───── INPUT FOR THIS TASK ─────

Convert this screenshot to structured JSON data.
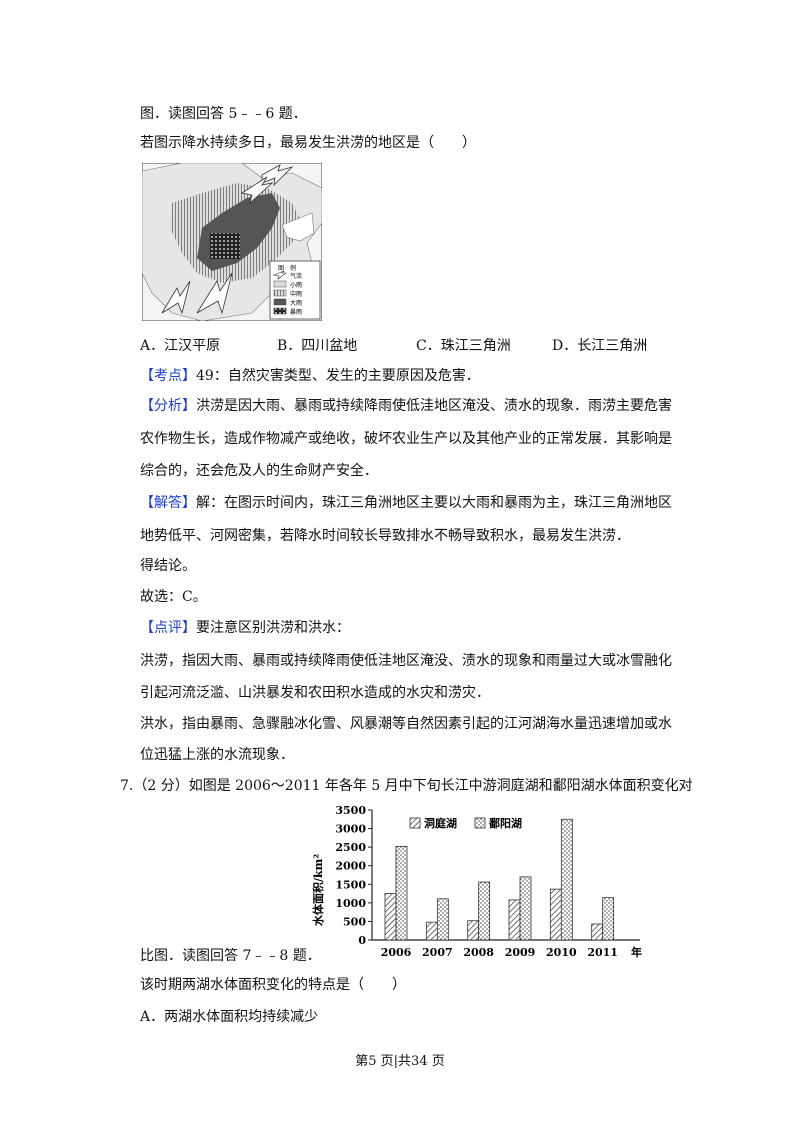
{
  "lines": {
    "l1": "图．读图回答 5﹣﹣6 题．",
    "l2": "若图示降水持续多日，最易发生洪涝的地区是（　　）",
    "kd_tag": "【考点】",
    "kd_text": "49：自然灾害类型、发生的主要原因及危害．",
    "fx_tag": "【分析】",
    "fx_text1": "洪涝是因大雨、暴雨或持续降雨使低洼地区淹没、渍水的现象．雨涝主要危害",
    "fx_text2": "农作物生长，造成作物减产或绝收，破坏农业生产以及其他产业的正常发展．其影响是",
    "fx_text3": "综合的，还会危及人的生命财产安全．",
    "jd_tag": "【解答】",
    "jd_text1": "解：在图示时间内，珠江三角洲地区主要以大雨和暴雨为主，珠江三角洲地区",
    "jd_text2": "地势低平、河网密集，若降水时间较长导致排水不畅导致积水，最易发生洪涝．",
    "jd_text3": "得结论。",
    "jd_text4": "故选：C。",
    "dp_tag": "【点评】",
    "dp_text": "要注意区别洪涝和洪水：",
    "dp_text2": "洪涝，指因大雨、暴雨或持续降雨使低洼地区淹没、渍水的现象和雨量过大或冰雪融化",
    "dp_text3": "引起河流泛滥、山洪暴发和农田积水造成的水灾和涝灾．",
    "dp_text4": "洪水，指由暴雨、急骤融冰化雪、风暴潮等自然因素引起的江河湖海水量迅速增加或水",
    "dp_text5": "位迅猛上涨的水流现象．",
    "q7": "7.（2 分）如图是 2006～2011 年各年 5 月中下旬长江中游洞庭湖和鄱阳湖水体面积变化对",
    "q7b": "比图．读图回答 7﹣﹣8 题．",
    "q7c": "该时期两湖水体面积变化的特点是（　　）",
    "q7a": "A．两湖水体面积均持续减少"
  },
  "options": [
    "A．江汉平原",
    "B．四川盆地",
    "C．珠江三角洲",
    "D．长江三角洲"
  ],
  "map_legend": {
    "title": "图　例",
    "items": [
      "气流",
      "小雨",
      "中雨",
      "大雨",
      "暴雨"
    ]
  },
  "chart_data": {
    "type": "bar",
    "categories": [
      "2006",
      "2007",
      "2008",
      "2009",
      "2010",
      "2011"
    ],
    "x_suffix": "年",
    "ylabel": "水体面积/km²",
    "ylim": [
      0,
      3500
    ],
    "yticks": [
      0,
      500,
      1000,
      1500,
      2000,
      2500,
      3000,
      3500
    ],
    "series": [
      {
        "name": "洞庭湖",
        "values": [
          1250,
          480,
          520,
          1080,
          1370,
          430
        ]
      },
      {
        "name": "鄱阳湖",
        "values": [
          2520,
          1110,
          1560,
          1700,
          3250,
          1140
        ]
      }
    ]
  },
  "footer": "第5 页|共34 页"
}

─────

Write the entries above out again exactly, but not the pictures.

§ RESULT BELOW:
Convert this screenshot to structured JSON data.
{
  "lines": {
    "l1": "图．读图回答 5﹣﹣6 题．",
    "l2": "若图示降水持续多日，最易发生洪涝的地区是（　　）",
    "kd_tag": "【考点】",
    "kd_text": "49：自然灾害类型、发生的主要原因及危害．",
    "fx_tag": "【分析】",
    "fx_text1": "洪涝是因大雨、暴雨或持续降雨使低洼地区淹没、渍水的现象．雨涝主要危害",
    "fx_text2": "农作物生长，造成作物减产或绝收，破坏农业生产以及其他产业的正常发展．其影响是",
    "fx_text3": "综合的，还会危及人的生命财产安全．",
    "jd_tag": "【解答】",
    "jd_text1": "解：在图示时间内，珠江三角洲地区主要以大雨和暴雨为主，珠江三角洲地区",
    "jd_text2": "地势低平、河网密集，若降水时间较长导致排水不畅导致积水，最易发生洪涝．",
    "jd_text3": "得结论。",
    "jd_text4": "故选：C。",
    "dp_tag": "【点评】",
    "dp_text": "要注意区别洪涝和洪水：",
    "dp_text2": "洪涝，指因大雨、暴雨或持续降雨使低洼地区淹没、渍水的现象和雨量过大或冰雪融化",
    "dp_text3": "引起河流泛滥、山洪暴发和农田积水造成的水灾和涝灾．",
    "dp_text4": "洪水，指由暴雨、急骤融冰化雪、风暴潮等自然因素引起的江河湖海水量迅速增加或水",
    "dp_text5": "位迅猛上涨的水流现象．",
    "q7": "7.（2 分）如图是 2006～2011 年各年 5 月中下旬长江中游洞庭湖和鄱阳湖水体面积变化对",
    "q7b": "比图．读图回答 7﹣﹣8 题．",
    "q7c": "该时期两湖水体面积变化的特点是（　　）",
    "q7a": "A．两湖水体面积均持续减少"
  },
  "options": [
    "A．江汉平原",
    "B．四川盆地",
    "C．珠江三角洲",
    "D．长江三角洲"
  ],
  "map_legend": {
    "title": "图　例",
    "items": [
      "气流",
      "小雨",
      "中雨",
      "大雨",
      "暴雨"
    ]
  },
  "chart_data": {
    "type": "bar",
    "categories": [
      "2006",
      "2007",
      "2008",
      "2009",
      "2010",
      "2011"
    ],
    "x_suffix": "年",
    "ylabel": "水体面积/km²",
    "ylim": [
      0,
      3500
    ],
    "yticks": [
      0,
      500,
      1000,
      1500,
      2000,
      2500,
      3000,
      3500
    ],
    "series": [
      {
        "name": "洞庭湖",
        "values": [
          1250,
          480,
          520,
          1080,
          1370,
          430
        ]
      },
      {
        "name": "鄱阳湖",
        "values": [
          2520,
          1110,
          1560,
          1700,
          3250,
          1140
        ]
      }
    ]
  },
  "footer": "第5 页|共34 页"
}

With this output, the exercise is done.